» PROBLEM STATEMENT: Extract the full set of records that follows, word for word.
BEGIN EXERCISE INPUT
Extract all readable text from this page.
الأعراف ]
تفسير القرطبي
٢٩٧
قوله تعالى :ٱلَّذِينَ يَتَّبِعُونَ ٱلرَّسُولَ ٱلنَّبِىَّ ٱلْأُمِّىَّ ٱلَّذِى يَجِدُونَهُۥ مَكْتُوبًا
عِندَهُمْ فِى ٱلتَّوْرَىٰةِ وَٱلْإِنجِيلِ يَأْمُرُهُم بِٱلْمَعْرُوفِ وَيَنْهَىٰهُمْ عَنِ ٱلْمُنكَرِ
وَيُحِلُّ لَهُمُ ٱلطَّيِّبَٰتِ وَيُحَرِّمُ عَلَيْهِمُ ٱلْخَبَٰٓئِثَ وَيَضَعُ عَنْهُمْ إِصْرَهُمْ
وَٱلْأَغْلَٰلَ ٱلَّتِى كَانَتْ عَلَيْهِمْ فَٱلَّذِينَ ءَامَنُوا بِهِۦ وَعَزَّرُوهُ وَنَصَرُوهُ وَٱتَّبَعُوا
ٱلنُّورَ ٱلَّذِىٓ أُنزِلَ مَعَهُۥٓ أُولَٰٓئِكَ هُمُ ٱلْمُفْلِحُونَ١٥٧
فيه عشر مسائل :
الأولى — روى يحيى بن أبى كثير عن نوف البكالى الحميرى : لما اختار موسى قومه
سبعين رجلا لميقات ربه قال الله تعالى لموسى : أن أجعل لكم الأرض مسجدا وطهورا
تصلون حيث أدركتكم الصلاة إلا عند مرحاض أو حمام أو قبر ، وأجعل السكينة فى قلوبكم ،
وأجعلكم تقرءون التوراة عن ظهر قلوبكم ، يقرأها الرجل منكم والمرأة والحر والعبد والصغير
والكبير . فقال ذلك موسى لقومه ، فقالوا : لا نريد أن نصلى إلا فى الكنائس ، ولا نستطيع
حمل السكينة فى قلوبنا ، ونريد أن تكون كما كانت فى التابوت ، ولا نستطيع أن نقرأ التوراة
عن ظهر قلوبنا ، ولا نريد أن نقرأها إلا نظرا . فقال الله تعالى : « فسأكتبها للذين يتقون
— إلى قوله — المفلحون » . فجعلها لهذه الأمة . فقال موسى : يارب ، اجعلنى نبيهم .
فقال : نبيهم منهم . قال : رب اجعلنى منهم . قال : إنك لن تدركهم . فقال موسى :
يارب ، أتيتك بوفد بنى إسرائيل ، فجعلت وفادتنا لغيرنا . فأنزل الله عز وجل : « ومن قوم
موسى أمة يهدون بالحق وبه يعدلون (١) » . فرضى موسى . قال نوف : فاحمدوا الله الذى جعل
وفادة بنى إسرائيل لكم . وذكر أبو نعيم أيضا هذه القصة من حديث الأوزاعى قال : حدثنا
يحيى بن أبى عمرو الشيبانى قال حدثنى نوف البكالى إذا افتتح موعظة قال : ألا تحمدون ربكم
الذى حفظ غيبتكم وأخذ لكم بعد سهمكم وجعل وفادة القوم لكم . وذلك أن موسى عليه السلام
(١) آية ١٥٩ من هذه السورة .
END EXERCISE INPUT
» WRITTEN RESPONSE:
Extract all readable text from this page.
الأعراف ]
تفسير القرطبي
٢٩٧
قوله تعالى :ٱلَّذِينَ يَتَّبِعُونَ ٱلرَّسُولَ ٱلنَّبِىَّ ٱلْأُمِّىَّ ٱلَّذِى يَجِدُونَهُۥ مَكْتُوبًا
عِندَهُمْ فِى ٱلتَّوْرَىٰةِ وَٱلْإِنجِيلِ يَأْمُرُهُم بِٱلْمَعْرُوفِ وَيَنْهَىٰهُمْ عَنِ ٱلْمُنكَرِ
وَيُحِلُّ لَهُمُ ٱلطَّيِّبَٰتِ وَيُحَرِّمُ عَلَيْهِمُ ٱلْخَبَٰٓئِثَ وَيَضَعُ عَنْهُمْ إِصْرَهُمْ
وَٱلْأَغْلَٰلَ ٱلَّتِى كَانَتْ عَلَيْهِمْ فَٱلَّذِينَ ءَامَنُوا بِهِۦ وَعَزَّرُوهُ وَنَصَرُوهُ وَٱتَّبَعُوا
ٱلنُّورَ ٱلَّذِىٓ أُنزِلَ مَعَهُۥٓ أُولَٰٓئِكَ هُمُ ٱلْمُفْلِحُونَ١٥٧
فيه عشر مسائل :
الأولى — روى يحيى بن أبى كثير عن نوف البكالى الحميرى : لما اختار موسى قومه
سبعين رجلا لميقات ربه قال الله تعالى لموسى : أن أجعل لكم الأرض مسجدا وطهورا
تصلون حيث أدركتكم الصلاة إلا عند مرحاض أو حمام أو قبر ، وأجعل السكينة فى قلوبكم ،
وأجعلكم تقرءون التوراة عن ظهر قلوبكم ، يقرأها الرجل منكم والمرأة والحر والعبد والصغير
والكبير . فقال ذلك موسى لقومه ، فقالوا : لا نريد أن نصلى إلا فى الكنائس ، ولا نستطيع
حمل السكينة فى قلوبنا ، ونريد أن تكون كما كانت فى التابوت ، ولا نستطيع أن نقرأ التوراة
عن ظهر قلوبنا ، ولا نريد أن نقرأها إلا نظرا . فقال الله تعالى : « فسأكتبها للذين يتقون
— إلى قوله — المفلحون » . فجعلها لهذه الأمة . فقال موسى : يارب ، اجعلنى نبيهم .
فقال : نبيهم منهم . قال : رب اجعلنى منهم . قال : إنك لن تدركهم . فقال موسى :
يارب ، أتيتك بوفد بنى إسرائيل ، فجعلت وفادتنا لغيرنا . فأنزل الله عز وجل : « ومن قوم
موسى أمة يهدون بالحق وبه يعدلون (١) » . فرضى موسى . قال نوف : فاحمدوا الله الذى جعل
وفادة بنى إسرائيل لكم . وذكر أبو نعيم أيضا هذه القصة من حديث الأوزاعى قال : حدثنا
يحيى بن أبى عمرو الشيبانى قال حدثنى نوف البكالى إذا افتتح موعظة قال : ألا تحمدون ربكم
الذى حفظ غيبتكم وأخذ لكم بعد سهمكم وجعل وفادة القوم لكم . وذلك أن موسى عليه السلام
(١) آية ١٥٩ من هذه السورة .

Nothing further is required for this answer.